THE REQUEST: Set down every entry word for word. Omit the pictures.

Records from a data source:
====

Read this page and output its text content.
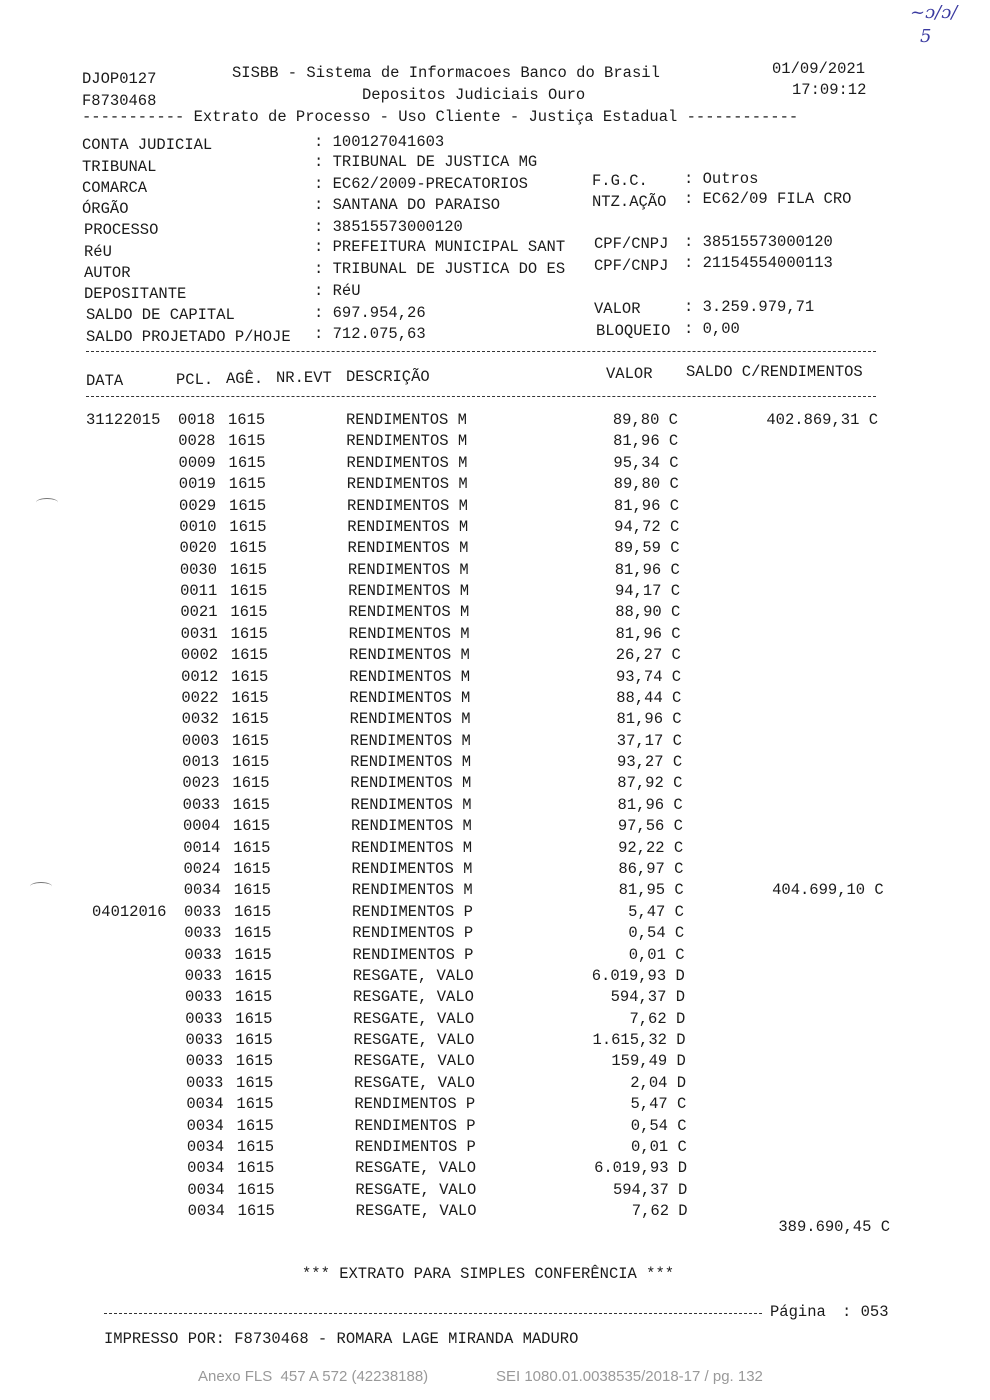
~ɔ/ɔ/
5
DJOP0127
F8730468
SISBB - Sistema de Informacoes Banco do Brasil
Depositos Judiciais Ouro
01/09/2021
17:09:12
----------- Extrato de Processo - Uso Cliente - Justiça Estadual ------------
CONTA JUDICIAL	: 100127041603
TRIBUNAL	: TRIBUNAL DE JUSTICA MG
COMARCA	: EC62/2009-PRECATORIOS	F.G.C. : Outros
ÓRGÃO	: SANTANA DO PARAISO	NTZ.AÇÃO : EC62/09 FILA CRO
PROCESSO	: 38515573000120
RéU	: PREFEITURA MUNICIPAL SANT CPF/CNPJ : 38515573000120
AUTOR	: TRIBUNAL DE JUSTICA DO ES CPF/CNPJ : 21154554000113
DEPOSITANTE	: RéU
SALDO DE CAPITAL	: 697.954,26	VALOR	: 3.259.979,71
SALDO PROJETADO P/HOJE : 712.075,63	BLOQUEIO : 0,00
DATA	PCL. AGÊ. NR.EVT DESCRIÇÃO	VALOR SALDO C/RENDIMENTOS
31122015 0018 1615	RENDIMENTOS M	89,80 C	402.869,31 C
0028 1615	RENDIMENTOS M	81,96 C
0009 1615	RENDIMENTOS M	95,34 C
0019 1615	RENDIMENTOS M	89,80 C
0029 1615	RENDIMENTOS M	81,96 C
0010 1615	RENDIMENTOS M	94,72 C
0020 1615	RENDIMENTOS M	89,59 C
0030 1615	RENDIMENTOS M	81,96 C
0011 1615	RENDIMENTOS M	94,17 C
0021 1615	RENDIMENTOS M	88,90 C
0031 1615	RENDIMENTOS M	81,96 C
0002 1615	RENDIMENTOS M	26,27 C
0012 1615	RENDIMENTOS M	93,74 C
0022 1615	RENDIMENTOS M	88,44 C
0032 1615	RENDIMENTOS M	81,96 C
0003 1615	RENDIMENTOS M	37,17 C
0013 1615	RENDIMENTOS M	93,27 C
0023 1615	RENDIMENTOS M	87,92 C
0033 1615	RENDIMENTOS M	81,96 C
0004 1615	RENDIMENTOS M	97,56 C
0014 1615	RENDIMENTOS M	92,22 C
0024 1615	RENDIMENTOS M	86,97 C
0034 1615	RENDIMENTOS M	81,95 C	404.699,10 C
04012016 0033 1615	RENDIMENTOS P	5,47 C
0033 1615	RENDIMENTOS P	0,54 C
0033 1615	RENDIMENTOS P	0,01 C
0033 1615	RESGATE, VALO	6.019,93 D
0033 1615	RESGATE, VALO	594,37 D
0033 1615	RESGATE, VALO	7,62 D
0033 1615	RESGATE, VALO	1.615,32 D
0033 1615	RESGATE, VALO	159,49 D
0033 1615	RESGATE, VALO	2,04 D
0034 1615	RENDIMENTOS P	5,47 C
0034 1615	RENDIMENTOS P	0,54 C
0034 1615	RENDIMENTOS P	0,01 C
0034 1615	RESGATE, VALO	6.019,93 D
0034 1615	RESGATE, VALO	594,37 D
0034 1615	RESGATE, VALO	7,62 D
389.690,45 C
*** EXTRATO PARA SIMPLES CONFERÊNCIA ***
Página : 053
IMPRESSO POR: F8730468 - ROMARA LAGE MIRANDA MADURO
Anexo FLS  457 A 572 (42238188)	SEI 1080.01.0038535/2018-17 / pg. 132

====

EXERCISE SOLUTION:
Read this page and output its text content.
~ɔ/ɔ/
5
DJOP0127
F8730468
SISBB - Sistema de Informacoes Banco do Brasil
Depositos Judiciais Ouro
01/09/2021
17:09:12
----------- Extrato de Processo - Uso Cliente - Justiça Estadual ------------
CONTA JUDICIAL	: 100127041603
TRIBUNAL	: TRIBUNAL DE JUSTICA MG
COMARCA	: EC62/2009-PRECATORIOS	F.G.C. : Outros
ÓRGÃO	: SANTANA DO PARAISO	NTZ.AÇÃO : EC62/09 FILA CRO
PROCESSO	: 38515573000120
RéU	: PREFEITURA MUNICIPAL SANT CPF/CNPJ : 38515573000120
AUTOR	: TRIBUNAL DE JUSTICA DO ES CPF/CNPJ : 21154554000113
DEPOSITANTE	: RéU
SALDO DE CAPITAL	: 697.954,26	VALOR	: 3.259.979,71
SALDO PROJETADO P/HOJE : 712.075,63	BLOQUEIO : 0,00
DATA	PCL. AGÊ. NR.EVT DESCRIÇÃO	VALOR SALDO C/RENDIMENTOS
31122015 0018 1615	RENDIMENTOS M	89,80 C	402.869,31 C
0028 1615	RENDIMENTOS M	81,96 C
0009 1615	RENDIMENTOS M	95,34 C
0019 1615	RENDIMENTOS M	89,80 C
0029 1615	RENDIMENTOS M	81,96 C
0010 1615	RENDIMENTOS M	94,72 C
0020 1615	RENDIMENTOS M	89,59 C
0030 1615	RENDIMENTOS M	81,96 C
0011 1615	RENDIMENTOS M	94,17 C
0021 1615	RENDIMENTOS M	88,90 C
0031 1615	RENDIMENTOS M	81,96 C
0002 1615	RENDIMENTOS M	26,27 C
0012 1615	RENDIMENTOS M	93,74 C
0022 1615	RENDIMENTOS M	88,44 C
0032 1615	RENDIMENTOS M	81,96 C
0003 1615	RENDIMENTOS M	37,17 C
0013 1615	RENDIMENTOS M	93,27 C
0023 1615	RENDIMENTOS M	87,92 C
0033 1615	RENDIMENTOS M	81,96 C
0004 1615	RENDIMENTOS M	97,56 C
0014 1615	RENDIMENTOS M	92,22 C
0024 1615	RENDIMENTOS M	86,97 C
0034 1615	RENDIMENTOS M	81,95 C	404.699,10 C
04012016 0033 1615	RENDIMENTOS P	5,47 C
0033 1615	RENDIMENTOS P	0,54 C
0033 1615	RENDIMENTOS P	0,01 C
0033 1615	RESGATE, VALO	6.019,93 D
0033 1615	RESGATE, VALO	594,37 D
0033 1615	RESGATE, VALO	7,62 D
0033 1615	RESGATE, VALO	1.615,32 D
0033 1615	RESGATE, VALO	159,49 D
0033 1615	RESGATE, VALO	2,04 D
0034 1615	RENDIMENTOS P	5,47 C
0034 1615	RENDIMENTOS P	0,54 C
0034 1615	RENDIMENTOS P	0,01 C
0034 1615	RESGATE, VALO	6.019,93 D
0034 1615	RESGATE, VALO	594,37 D
0034 1615	RESGATE, VALO	7,62 D
389.690,45 C
*** EXTRATO PARA SIMPLES CONFERÊNCIA ***
Página : 053
IMPRESSO POR: F8730468 - ROMARA LAGE MIRANDA MADURO
Anexo FLS  457 A 572 (42238188)	SEI 1080.01.0038535/2018-17 / pg. 132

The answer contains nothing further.